In enterprises with large numbers of groups and contacts, where users login and logout around same time on a day, the volume of presence messages can overwhelm the system 100. Further, considering that a typical PoC user

communicates with a small number of other PoC users via PoC calls, sending presence notifications to all groups and contacts at all times is wasteful from the perspective of network traffic, as well as Presence Server 110 capacity. 5.5 Proposed Solutions for Effective Presence

5.5.1 Throttling Presence Notifications to a Watcher

In one embodiment, the effective presence delivery method comprises throttling the delivery of the presence notifications, so that, when the presence notifications are dispatched to a watcher, subsequent presence notifications are sent to the watcher only after a delay, which may be static or dynamic. An outgoing presence notifications list is maintained for the watcher, and the delivery of the presence notifications on the outgoing presence notifications list is throttled. The presence notifications are updated, so that the presence notifications containing a latest presence status are delivered and the presence notifications containing an out- of-date presence status are not delivered.
──────────
LIST OF TASKS:
[A] How would you render this sentence from the presence notification passage in Spanish: "An outgoing presence notifications list is maintained for the watcher, and the delivery of the presence notifications on the outgoing presence notifications list is throttled."
[B] Can you resume the presence notification passage, picking up right after its final sentence?

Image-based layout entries
──────────
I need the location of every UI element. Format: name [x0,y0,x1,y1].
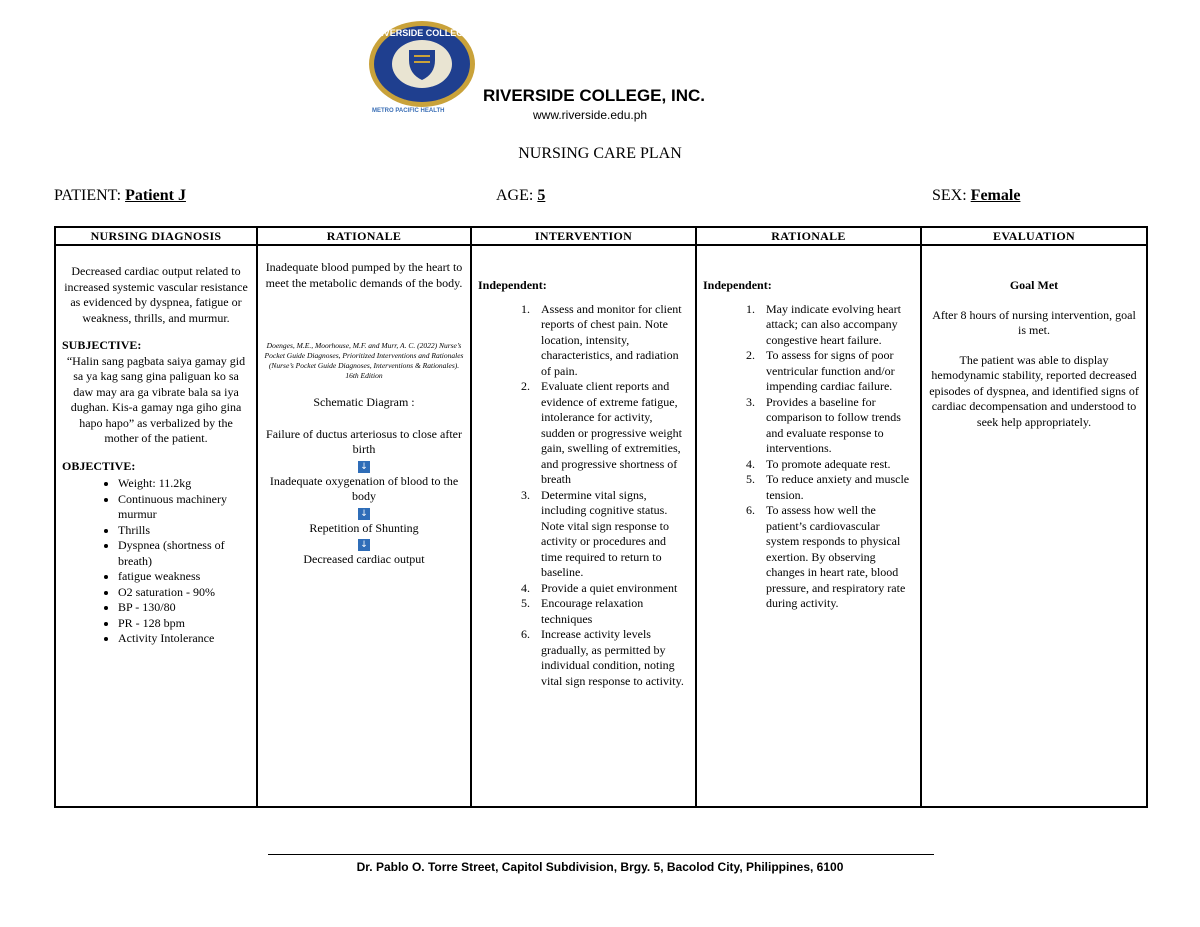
intervention-cell [471,245,696,807]
list-item: 2. To assess for signs of poor ventricular function and/or impending cardiac failure. [758,348,914,395]
evaluation-text-1: After 8 hours of nursing intervention, goal is met. [932,307,1136,337]
patient-value: Patient J [125,187,186,204]
sex-label: SEX: [932,187,967,204]
list-item: • Weight: 11.2kg [118,476,250,492]
schematic-step: Failure of ductus arteriosus to close after birth [266,426,462,456]
sex-field [932,187,1020,205]
subjective-text: “Halin sang pagbata saiya gamay gid sa ya kag sang gina paliguan ko sa daw may ara ga vibrate bala sa iya dughan. Kis-a gamay nga giho gina hapo hapo” as verbalized by the mother of the patient. [66,353,246,445]
schematic-step: Inadequate oxygenation of blood to the body [269,473,459,503]
list-item: 4. Provide a quiet environment [533,581,689,597]
document-title: NURSING CARE PLAN [518,145,682,162]
col-header-diagnosis: NURSING DIAGNOSIS [55,227,257,245]
patient-field [54,187,186,205]
diagnosis-statement: Decreased cardiac output related to increased systemic vascular resistance as evidenced by dyspnea, fatigue or weakness, thrills, and murmur. [64,264,248,325]
subjective-label: SUBJECTIVE: [62,338,142,352]
col-header-evaluation: EVALUATION [921,227,1147,245]
schematic-step: Repetition of Shunting [309,520,419,535]
list-item: • O2 saturation - 90% [118,585,250,601]
list-item: 6. To assess how well the patient’s cardiovascular system responds to physical exertion. By observing changes in heart rate, blood pressure, and respiratory rate during activity. [758,503,914,612]
diagnosis-cell [55,245,257,807]
college-name: RIVERSIDE COLLEGE, INC. [483,86,705,105]
table-header-row [55,227,1147,245]
intervention-list [478,302,689,690]
list-item: 6. Increase activity levels gradually, as permitted by individual condition, noting vital sign response to activity. [533,627,689,689]
list-item: • Thrills [118,523,250,539]
list-item: • PR - 128 bpm [118,616,250,632]
objective-label: OBJECTIVE: [62,458,136,473]
arrow-down-icon: ↓ [358,508,370,520]
college-seal-logo [367,20,477,112]
list-item: 5. Encourage relaxation techniques [533,596,689,627]
list-item: 1. Assess and monitor for client reports of chest pain. Note location, intensity, characteristics, and radiation of pain. [533,302,689,380]
arrow-down-icon: ↓ [358,539,370,551]
list-item: • Continuous machinery murmur [118,492,250,523]
schematic-label: Schematic Diagram : [313,395,415,409]
age-value: 5 [537,187,546,204]
list-item: 4. To promote adequate rest. [758,457,914,473]
list-item: 1. May indicate evolving heart attack; can also accompany congestive heart failure. [758,302,914,349]
logo-lettering: RIVERSIDE COLLEGE [374,28,470,38]
intervention-label: Independent: [478,278,547,292]
age-label: AGE: [496,187,534,204]
list-item: • Activity Intolerance [118,631,250,647]
goal-status: Goal Met [1009,278,1059,292]
footer-address: Dr. Pablo O. Torre Street, Capitol Subdivision, Brgy. 5, Bacolod City, Philippines, 6100 [356,860,844,874]
evaluation-text-2: The patient was able to display hemodynamic stability, reported decreased episodes of dyspnea, and identified signs of cardiac decompensation and understood to seek help appropriately. [929,352,1139,429]
age-field [496,187,545,205]
list-item: • BP - 130/80 [118,600,250,616]
sex-value: Female [970,187,1021,204]
rationale2-cell [696,245,921,807]
reference-citation: Doenges, M.E., Moorhouse, M.F. and Murr, A. C. (2022) Nurse’s Pocket Guide Diagnoses, Prioritized Interventions and Rationales (Nurse’s Pocket Guide Diagnoses, Interventions & Rationales). 16th Edition [264,341,464,380]
footer-divider [268,854,934,855]
rationale2-list [703,302,914,612]
evaluation-cell [921,245,1147,807]
list-item: 3. Provides a baseline for comparison to follow trends and evaluate response to interventions. [758,395,914,457]
list-item: • fatigue weakness [118,569,250,585]
rationale2-label: Independent: [703,278,772,292]
col-header-rationale-2: RATIONALE [696,227,921,245]
table-row [55,245,1147,807]
list-item: 3. Determine vital signs, including cognitive status. Note vital sign response to activity or procedures and time required to return to baseline. [533,488,689,581]
rationale-cell [257,245,471,807]
patient-label: PATIENT: [54,187,122,204]
list-item: 5. To reduce anxiety and muscle tension. [758,472,914,503]
care-plan-table [54,226,1148,808]
rationale-text: Inadequate blood pumped by the heart to meet the metabolic demands of the body. [265,260,463,290]
col-header-rationale: RATIONALE [257,227,471,245]
affiliate-logo-text: METRO PACIFIC HEALTH [372,108,445,114]
list-item: 2. Evaluate client reports and evidence of extreme fatigue, intolerance for activity, sudden or progressive weight gain, swelling of extremities, and progressive shortness of breath [533,379,689,488]
objective-list [62,476,250,647]
col-header-intervention: INTERVENTION [471,227,696,245]
schematic-step: Decreased cardiac output [303,552,425,566]
list-item: • Dyspnea (shortness of breath) [118,538,250,569]
college-url: www.riverside.edu.ph [533,108,648,122]
arrow-down-icon: ↓ [358,461,370,473]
──────────
ANSWERS TO THE PROBLEMS:
[A] Se mantiene una lista de notificaciones de presencia salientes para el observador, y se regula la entrega de las notificaciones de presencia incluidas en la lista de notificaciones de presencia salientes.

[B]
FIG. 3 is a flowchart that further illustrates this optimization method that throttles presence notifications to a watcher.

Block 300 represents the Presence Server 110 maintaining an outgoing presence notifications list for each PoC Client 136 that is a watcher. Block 302 represents the Presence Server 110 throttling the outgoing presence notifications list to the watcher, so that, when one or more presence notifications are dispatched to the watcher, subsequent presence notifications are sent to the same watcher only after a delay of some time period Tl (e.g., seconds, minutes, etc.).

The value for Tl could be static (e.g. every 5 minutes) or dynamic (e.g., a calculated value, such as an exponential value or a value calculated based on overall load conditions of the Presence Server 110). For example, during busy hours of the day, a delay may be applied; whereas, during off hours of the day, no delay may be applied.

Further, if there are any changes in the presence status of a particular PoC

Client 136 whose presence notifications are waiting to be delivered in the outgoing presence notifications list, Block 304 represents the Presence Server 110 updating the outgoing presence notifications list, so that only the presence notifications containing the latest presence status are delivered and the presence notifications containing an out-of-date presence status may not be delivered.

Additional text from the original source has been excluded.